- SET EXERCISE -
Read the records and gather each line that includes "icon".

- RECORDED INFORMATION -
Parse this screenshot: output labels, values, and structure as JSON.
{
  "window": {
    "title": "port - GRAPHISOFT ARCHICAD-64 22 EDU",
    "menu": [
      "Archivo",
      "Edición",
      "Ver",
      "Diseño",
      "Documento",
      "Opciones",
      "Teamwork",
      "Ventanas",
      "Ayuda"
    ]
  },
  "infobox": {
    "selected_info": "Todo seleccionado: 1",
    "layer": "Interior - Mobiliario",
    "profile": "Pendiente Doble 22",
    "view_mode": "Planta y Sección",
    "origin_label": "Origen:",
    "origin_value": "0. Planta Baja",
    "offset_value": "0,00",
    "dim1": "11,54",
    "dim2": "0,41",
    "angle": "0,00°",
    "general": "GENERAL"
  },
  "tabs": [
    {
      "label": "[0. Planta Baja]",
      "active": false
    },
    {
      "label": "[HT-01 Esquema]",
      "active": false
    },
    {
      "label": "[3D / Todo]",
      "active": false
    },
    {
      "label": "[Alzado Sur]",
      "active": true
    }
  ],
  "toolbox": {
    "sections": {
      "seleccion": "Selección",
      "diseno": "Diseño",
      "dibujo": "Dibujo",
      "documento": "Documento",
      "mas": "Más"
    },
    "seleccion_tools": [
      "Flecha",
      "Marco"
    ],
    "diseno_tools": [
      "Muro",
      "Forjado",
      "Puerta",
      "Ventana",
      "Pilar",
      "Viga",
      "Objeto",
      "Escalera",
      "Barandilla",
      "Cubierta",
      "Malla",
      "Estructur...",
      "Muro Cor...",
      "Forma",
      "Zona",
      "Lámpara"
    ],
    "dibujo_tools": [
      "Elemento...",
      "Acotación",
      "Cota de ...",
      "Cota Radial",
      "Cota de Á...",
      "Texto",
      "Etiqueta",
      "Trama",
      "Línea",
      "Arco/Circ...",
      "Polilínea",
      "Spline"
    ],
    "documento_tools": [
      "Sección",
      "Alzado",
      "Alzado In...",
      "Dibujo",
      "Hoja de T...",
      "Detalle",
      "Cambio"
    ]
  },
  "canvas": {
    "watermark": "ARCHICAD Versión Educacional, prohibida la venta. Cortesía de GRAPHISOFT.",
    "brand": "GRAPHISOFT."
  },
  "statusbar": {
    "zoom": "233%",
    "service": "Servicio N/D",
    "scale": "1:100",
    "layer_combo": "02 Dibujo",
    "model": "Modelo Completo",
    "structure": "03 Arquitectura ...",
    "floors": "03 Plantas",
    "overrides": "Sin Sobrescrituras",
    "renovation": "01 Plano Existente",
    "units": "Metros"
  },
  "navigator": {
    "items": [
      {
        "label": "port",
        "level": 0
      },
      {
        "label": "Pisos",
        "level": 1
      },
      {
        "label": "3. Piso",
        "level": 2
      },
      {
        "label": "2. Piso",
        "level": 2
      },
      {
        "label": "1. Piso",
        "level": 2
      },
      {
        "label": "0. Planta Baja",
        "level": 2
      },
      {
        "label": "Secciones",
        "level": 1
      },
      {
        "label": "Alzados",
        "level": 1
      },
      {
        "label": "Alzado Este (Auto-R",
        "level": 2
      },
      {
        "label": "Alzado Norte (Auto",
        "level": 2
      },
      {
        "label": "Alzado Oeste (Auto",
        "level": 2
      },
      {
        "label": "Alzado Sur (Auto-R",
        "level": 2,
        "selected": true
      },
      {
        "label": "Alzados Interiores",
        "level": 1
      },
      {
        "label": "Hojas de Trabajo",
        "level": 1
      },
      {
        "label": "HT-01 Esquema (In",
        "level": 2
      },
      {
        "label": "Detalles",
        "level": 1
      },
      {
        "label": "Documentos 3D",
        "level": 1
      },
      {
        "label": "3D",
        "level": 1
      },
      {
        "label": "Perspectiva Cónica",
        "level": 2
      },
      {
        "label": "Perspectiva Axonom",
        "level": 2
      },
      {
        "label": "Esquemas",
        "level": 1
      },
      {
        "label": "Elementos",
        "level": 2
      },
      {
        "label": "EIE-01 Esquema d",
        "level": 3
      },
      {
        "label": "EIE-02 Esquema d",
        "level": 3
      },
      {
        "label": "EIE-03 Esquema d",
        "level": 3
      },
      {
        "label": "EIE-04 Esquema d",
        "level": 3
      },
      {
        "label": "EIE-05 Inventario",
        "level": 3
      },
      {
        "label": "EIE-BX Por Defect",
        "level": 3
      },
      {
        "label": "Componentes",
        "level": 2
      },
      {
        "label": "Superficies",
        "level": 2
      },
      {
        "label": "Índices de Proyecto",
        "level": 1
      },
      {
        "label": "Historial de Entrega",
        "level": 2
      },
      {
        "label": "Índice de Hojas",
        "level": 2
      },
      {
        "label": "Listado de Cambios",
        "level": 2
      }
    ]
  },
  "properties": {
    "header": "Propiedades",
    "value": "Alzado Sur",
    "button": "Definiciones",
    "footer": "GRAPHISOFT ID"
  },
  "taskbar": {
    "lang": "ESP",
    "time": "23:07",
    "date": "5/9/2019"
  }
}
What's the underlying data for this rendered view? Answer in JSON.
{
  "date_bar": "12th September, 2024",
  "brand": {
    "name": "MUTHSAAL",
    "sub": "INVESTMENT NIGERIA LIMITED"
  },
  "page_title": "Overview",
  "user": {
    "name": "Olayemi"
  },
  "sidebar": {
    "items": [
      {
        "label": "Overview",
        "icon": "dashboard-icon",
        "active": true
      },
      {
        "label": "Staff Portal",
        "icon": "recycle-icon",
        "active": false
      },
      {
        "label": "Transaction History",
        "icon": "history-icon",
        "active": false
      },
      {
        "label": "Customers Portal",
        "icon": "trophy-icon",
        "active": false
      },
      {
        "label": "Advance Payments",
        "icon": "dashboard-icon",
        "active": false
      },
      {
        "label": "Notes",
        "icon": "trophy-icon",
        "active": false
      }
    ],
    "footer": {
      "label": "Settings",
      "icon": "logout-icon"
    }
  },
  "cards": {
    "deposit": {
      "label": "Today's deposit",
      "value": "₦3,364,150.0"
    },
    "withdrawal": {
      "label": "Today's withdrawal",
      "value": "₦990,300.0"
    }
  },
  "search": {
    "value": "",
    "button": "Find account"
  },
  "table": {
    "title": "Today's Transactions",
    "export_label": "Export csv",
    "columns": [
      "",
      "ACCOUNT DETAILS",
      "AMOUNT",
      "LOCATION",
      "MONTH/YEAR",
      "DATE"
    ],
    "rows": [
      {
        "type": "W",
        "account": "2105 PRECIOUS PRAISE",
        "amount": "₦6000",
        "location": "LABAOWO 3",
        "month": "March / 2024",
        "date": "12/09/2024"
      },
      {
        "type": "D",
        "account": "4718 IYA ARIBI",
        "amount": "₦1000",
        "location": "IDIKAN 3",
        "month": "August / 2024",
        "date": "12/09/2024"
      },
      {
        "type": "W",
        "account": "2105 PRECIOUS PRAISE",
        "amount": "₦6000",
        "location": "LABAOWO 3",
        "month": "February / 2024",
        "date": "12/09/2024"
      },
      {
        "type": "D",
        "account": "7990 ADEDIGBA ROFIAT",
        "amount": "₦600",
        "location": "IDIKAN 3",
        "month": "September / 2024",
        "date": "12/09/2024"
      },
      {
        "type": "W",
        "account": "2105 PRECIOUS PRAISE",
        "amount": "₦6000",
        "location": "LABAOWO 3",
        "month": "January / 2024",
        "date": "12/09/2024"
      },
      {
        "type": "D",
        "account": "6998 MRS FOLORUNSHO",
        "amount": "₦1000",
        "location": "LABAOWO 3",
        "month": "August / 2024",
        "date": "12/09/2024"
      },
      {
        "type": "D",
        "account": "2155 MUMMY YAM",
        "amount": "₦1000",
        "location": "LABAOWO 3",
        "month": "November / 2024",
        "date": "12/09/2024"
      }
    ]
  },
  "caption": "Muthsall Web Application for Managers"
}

- REPLY -
        "icon": "dashboard-icon",
        "icon": "recycle-icon",
        "icon": "history-icon",
        "icon": "trophy-icon",
        "icon": "dashboard-icon",
        "icon": "trophy-icon",
      "icon": "logout-icon"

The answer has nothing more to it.